- THE PROBLEM -
Please turn the records, from their first line through the line containing "staticText: Don't have", both included, into a JSON list of strings with one string per line and no blank lines.

- INPUT MATERIAL -
—————

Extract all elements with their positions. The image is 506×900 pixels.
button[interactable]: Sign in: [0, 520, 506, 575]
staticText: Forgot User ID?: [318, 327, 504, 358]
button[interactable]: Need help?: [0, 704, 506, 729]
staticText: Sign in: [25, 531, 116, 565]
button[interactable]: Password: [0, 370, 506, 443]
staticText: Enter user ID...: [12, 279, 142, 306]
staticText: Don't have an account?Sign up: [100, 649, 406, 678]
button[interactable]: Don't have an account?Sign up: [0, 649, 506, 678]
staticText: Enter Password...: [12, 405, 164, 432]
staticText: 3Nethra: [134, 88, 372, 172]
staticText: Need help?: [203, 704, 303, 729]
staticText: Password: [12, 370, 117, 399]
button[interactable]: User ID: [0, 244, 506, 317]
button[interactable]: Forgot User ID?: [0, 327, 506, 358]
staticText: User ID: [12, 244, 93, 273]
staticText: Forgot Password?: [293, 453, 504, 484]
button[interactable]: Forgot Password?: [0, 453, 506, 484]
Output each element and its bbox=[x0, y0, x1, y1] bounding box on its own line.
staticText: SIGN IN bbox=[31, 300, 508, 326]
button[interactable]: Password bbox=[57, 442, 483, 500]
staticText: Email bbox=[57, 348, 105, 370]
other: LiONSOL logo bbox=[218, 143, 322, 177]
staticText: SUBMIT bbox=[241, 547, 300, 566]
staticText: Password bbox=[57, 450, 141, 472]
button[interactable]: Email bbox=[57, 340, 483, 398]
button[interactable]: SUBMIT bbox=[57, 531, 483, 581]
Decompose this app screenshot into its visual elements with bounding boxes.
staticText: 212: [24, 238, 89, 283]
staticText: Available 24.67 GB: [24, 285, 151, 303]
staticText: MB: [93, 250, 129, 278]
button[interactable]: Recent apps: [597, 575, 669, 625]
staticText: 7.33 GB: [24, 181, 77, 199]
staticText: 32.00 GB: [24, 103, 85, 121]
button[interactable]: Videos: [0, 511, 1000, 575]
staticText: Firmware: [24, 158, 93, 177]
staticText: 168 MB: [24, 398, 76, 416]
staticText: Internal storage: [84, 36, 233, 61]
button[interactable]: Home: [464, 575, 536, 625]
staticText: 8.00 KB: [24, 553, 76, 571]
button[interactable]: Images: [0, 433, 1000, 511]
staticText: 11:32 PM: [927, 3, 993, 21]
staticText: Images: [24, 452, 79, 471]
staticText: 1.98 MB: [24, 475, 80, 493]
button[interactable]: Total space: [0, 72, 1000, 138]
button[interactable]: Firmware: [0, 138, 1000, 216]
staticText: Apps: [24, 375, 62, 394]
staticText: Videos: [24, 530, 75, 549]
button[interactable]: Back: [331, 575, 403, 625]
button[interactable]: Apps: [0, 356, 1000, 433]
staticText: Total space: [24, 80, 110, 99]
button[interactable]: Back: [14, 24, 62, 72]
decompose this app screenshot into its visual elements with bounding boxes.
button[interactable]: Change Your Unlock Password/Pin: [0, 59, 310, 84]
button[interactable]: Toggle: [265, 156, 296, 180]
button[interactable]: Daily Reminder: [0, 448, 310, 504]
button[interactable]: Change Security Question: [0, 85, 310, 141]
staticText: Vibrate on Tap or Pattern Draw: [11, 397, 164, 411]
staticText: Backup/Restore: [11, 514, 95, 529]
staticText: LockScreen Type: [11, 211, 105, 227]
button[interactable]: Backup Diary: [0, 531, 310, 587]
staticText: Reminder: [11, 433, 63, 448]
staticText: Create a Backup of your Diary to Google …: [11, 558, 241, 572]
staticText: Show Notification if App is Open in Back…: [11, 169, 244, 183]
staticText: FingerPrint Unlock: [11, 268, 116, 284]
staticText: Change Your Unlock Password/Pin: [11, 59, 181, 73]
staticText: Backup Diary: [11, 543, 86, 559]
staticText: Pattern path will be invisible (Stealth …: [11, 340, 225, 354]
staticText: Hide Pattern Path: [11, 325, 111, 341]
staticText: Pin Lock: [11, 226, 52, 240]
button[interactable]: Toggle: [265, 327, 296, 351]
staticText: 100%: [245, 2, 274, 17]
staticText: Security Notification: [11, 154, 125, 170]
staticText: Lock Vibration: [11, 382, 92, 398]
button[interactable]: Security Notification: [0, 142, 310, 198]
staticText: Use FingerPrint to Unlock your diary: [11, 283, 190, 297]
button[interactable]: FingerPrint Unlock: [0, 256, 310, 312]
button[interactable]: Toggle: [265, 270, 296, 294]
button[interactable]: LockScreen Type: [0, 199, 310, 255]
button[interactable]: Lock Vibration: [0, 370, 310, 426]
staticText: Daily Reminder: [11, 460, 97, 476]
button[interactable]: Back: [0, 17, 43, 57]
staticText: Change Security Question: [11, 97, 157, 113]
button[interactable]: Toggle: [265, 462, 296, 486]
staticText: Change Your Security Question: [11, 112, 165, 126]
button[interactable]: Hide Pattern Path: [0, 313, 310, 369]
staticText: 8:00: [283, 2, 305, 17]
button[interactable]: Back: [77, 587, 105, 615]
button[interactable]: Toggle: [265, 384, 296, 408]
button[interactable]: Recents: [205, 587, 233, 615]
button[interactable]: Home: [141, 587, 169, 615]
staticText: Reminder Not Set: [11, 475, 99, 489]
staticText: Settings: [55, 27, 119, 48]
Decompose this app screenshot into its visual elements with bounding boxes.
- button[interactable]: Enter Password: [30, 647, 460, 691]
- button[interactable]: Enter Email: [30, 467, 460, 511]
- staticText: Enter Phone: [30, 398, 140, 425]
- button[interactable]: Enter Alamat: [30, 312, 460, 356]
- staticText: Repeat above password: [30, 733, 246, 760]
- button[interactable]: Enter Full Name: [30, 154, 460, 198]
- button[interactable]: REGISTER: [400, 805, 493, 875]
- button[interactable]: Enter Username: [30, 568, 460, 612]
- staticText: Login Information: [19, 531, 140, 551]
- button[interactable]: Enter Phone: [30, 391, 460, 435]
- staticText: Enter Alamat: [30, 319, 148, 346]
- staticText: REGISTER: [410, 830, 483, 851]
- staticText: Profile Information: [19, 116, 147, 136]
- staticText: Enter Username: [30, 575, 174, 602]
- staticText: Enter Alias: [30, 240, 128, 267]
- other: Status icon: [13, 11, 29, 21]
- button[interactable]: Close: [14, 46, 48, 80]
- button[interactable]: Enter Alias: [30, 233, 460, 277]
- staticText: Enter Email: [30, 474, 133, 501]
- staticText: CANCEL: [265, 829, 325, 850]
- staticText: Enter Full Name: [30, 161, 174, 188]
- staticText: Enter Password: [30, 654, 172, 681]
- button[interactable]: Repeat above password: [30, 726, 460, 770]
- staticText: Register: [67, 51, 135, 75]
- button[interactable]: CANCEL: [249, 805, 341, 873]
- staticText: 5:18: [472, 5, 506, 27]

—————

- WRITTEN ANSWER -
[
  "Extract all elements with their positions. The image is 506×900 pixels.",
  "button[interactable]: Sign in: [0, 520, 506, 575]",
  "staticText: Forgot User ID?: [318, 327, 504, 358]",
  "button[interactable]: Need help?: [0, 704, 506, 729]",
  "staticText: Sign in: [25, 531, 116, 565]",
  "button[interactable]: Password: [0, 370, 506, 443]",
  "staticText: Enter user ID...: [12, 279, 142, 306]",
  "staticText: Don't have an account?Sign up: [100, 649, 406, 678]"
]